- **Your objective**:
Transcribe every entry word for word, leaving out all images.
--------------------------------
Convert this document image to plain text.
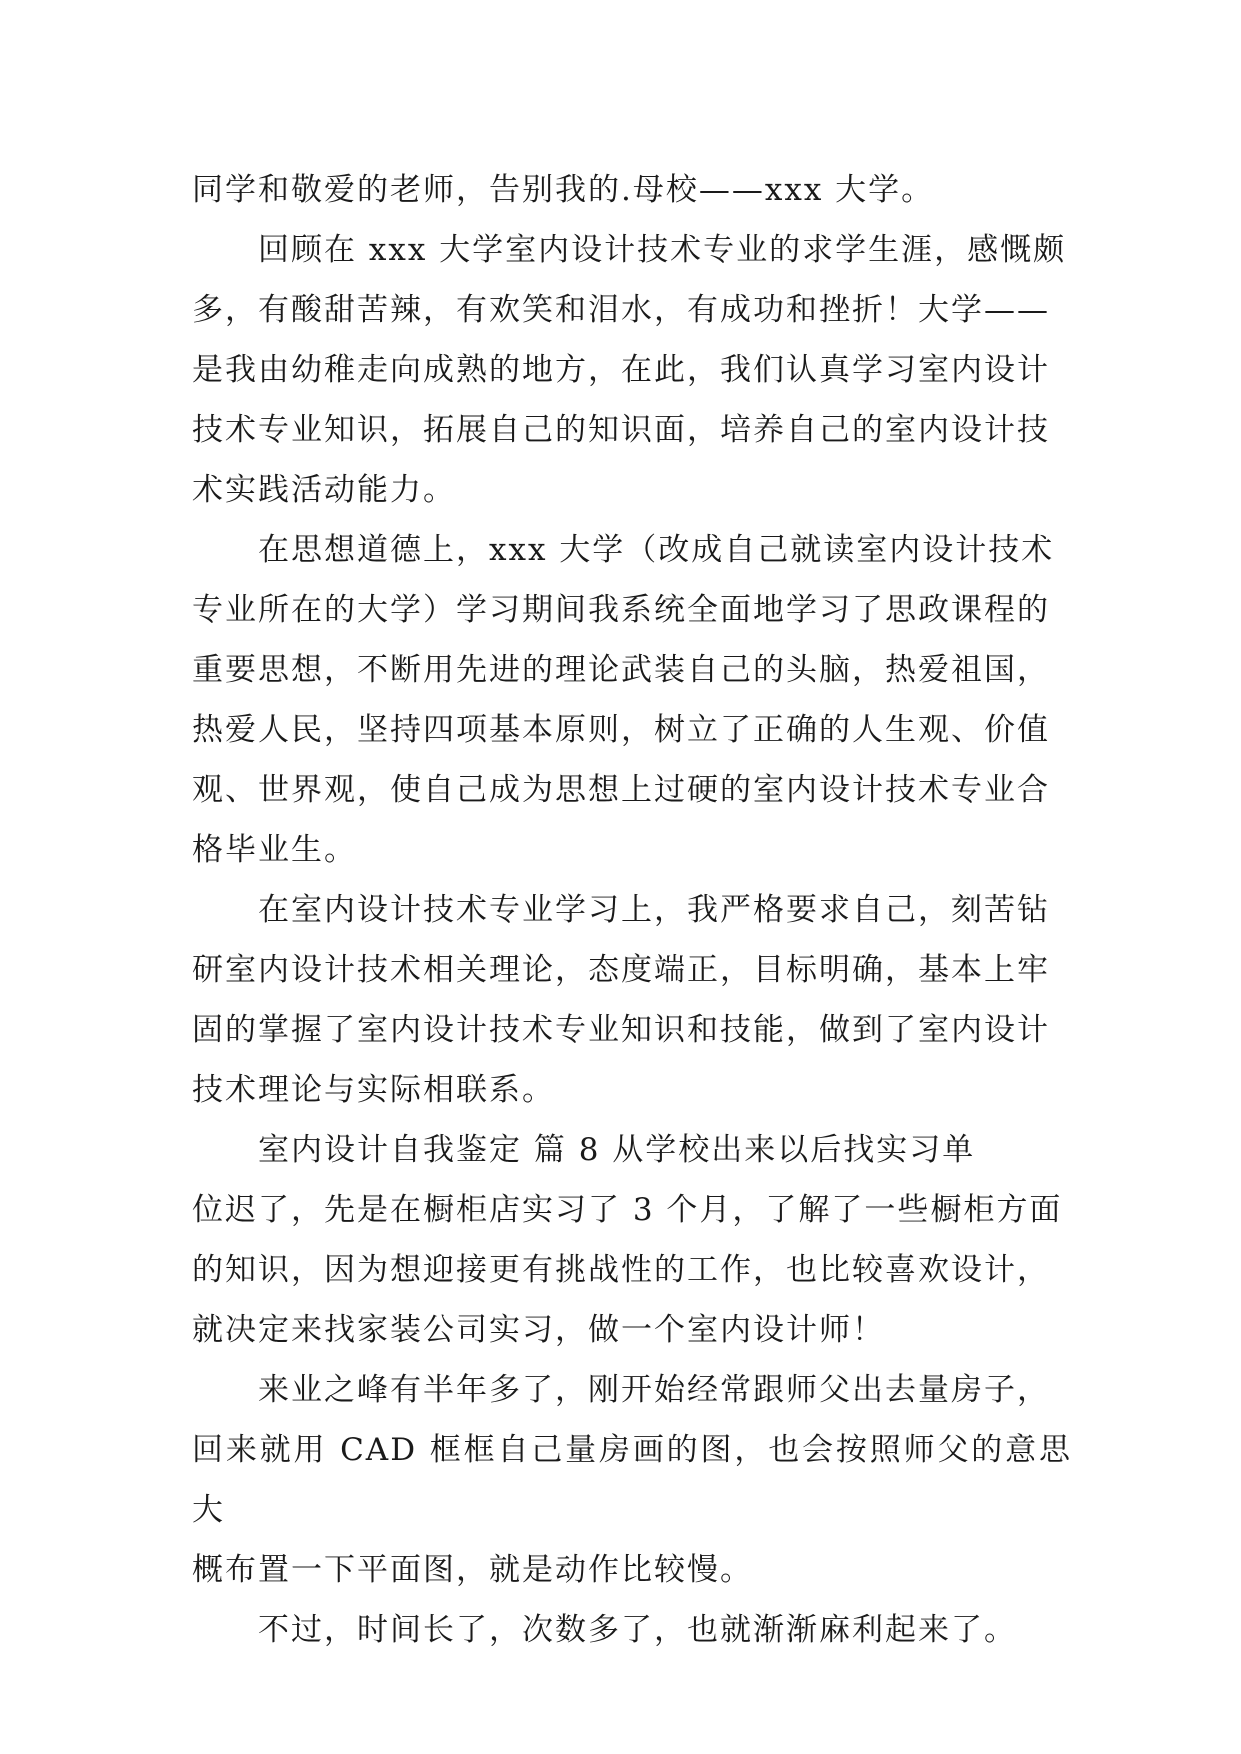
同学和敬爱的老师，告别我的.母校——xxx 大学。

回顾在 xxx 大学室内设计技术专业的求学生涯，感慨颇
多，有酸甜苦辣，有欢笑和泪水，有成功和挫折！大学——
是我由幼稚走向成熟的地方，在此，我们认真学习室内设计
技术专业知识，拓展自己的知识面，培养自己的室内设计技
术实践活动能力。

在思想道德上，xxx 大学（改成自己就读室内设计技术
专业所在的大学）学习期间我系统全面地学习了思政课程的
重要思想，不断用先进的理论武装自己的头脑，热爱祖国，
热爱人民，坚持四项基本原则，树立了正确的人生观、价值
观、世界观，使自己成为思想上过硬的室内设计技术专业合
格毕业生。

在室内设计技术专业学习上，我严格要求自己，刻苦钻
研室内设计技术相关理论，态度端正，目标明确，基本上牢
固的掌握了室内设计技术专业知识和技能，做到了室内设计
技术理论与实际相联系。

室内设计自我鉴定 篇 8 从学校出来以后找实习单
位迟了，先是在橱柜店实习了 3 个月，了解了一些橱柜方面
的知识，因为想迎接更有挑战性的工作，也比较喜欢设计，
就决定来找家装公司实习，做一个室内设计师！

来业之峰有半年多了，刚开始经常跟师父出去量房子，
回来就用 CAD 框框自己量房画的图，也会按照师父的意思大
概布置一下平面图，就是动作比较慢。

不过，时间长了，次数多了，也就渐渐麻利起来了。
--------------------------------
- **Completed exercise**:
Convert this document image to plain text.
同学和敬爱的老师，告别我的.母校——xxx 大学。

回顾在 xxx 大学室内设计技术专业的求学生涯，感慨颇
多，有酸甜苦辣，有欢笑和泪水，有成功和挫折！大学——
是我由幼稚走向成熟的地方，在此，我们认真学习室内设计
技术专业知识，拓展自己的知识面，培养自己的室内设计技
术实践活动能力。

在思想道德上，xxx 大学（改成自己就读室内设计技术
专业所在的大学）学习期间我系统全面地学习了思政课程的
重要思想，不断用先进的理论武装自己的头脑，热爱祖国，
热爱人民，坚持四项基本原则，树立了正确的人生观、价值
观、世界观，使自己成为思想上过硬的室内设计技术专业合
格毕业生。

在室内设计技术专业学习上，我严格要求自己，刻苦钻
研室内设计技术相关理论，态度端正，目标明确，基本上牢
固的掌握了室内设计技术专业知识和技能，做到了室内设计
技术理论与实际相联系。

室内设计自我鉴定 篇 8 从学校出来以后找实习单
位迟了，先是在橱柜店实习了 3 个月，了解了一些橱柜方面
的知识，因为想迎接更有挑战性的工作，也比较喜欢设计，
就决定来找家装公司实习，做一个室内设计师！

来业之峰有半年多了，刚开始经常跟师父出去量房子，
回来就用 CAD 框框自己量房画的图，也会按照师父的意思大
概布置一下平面图，就是动作比较慢。

不过，时间长了，次数多了，也就渐渐麻利起来了。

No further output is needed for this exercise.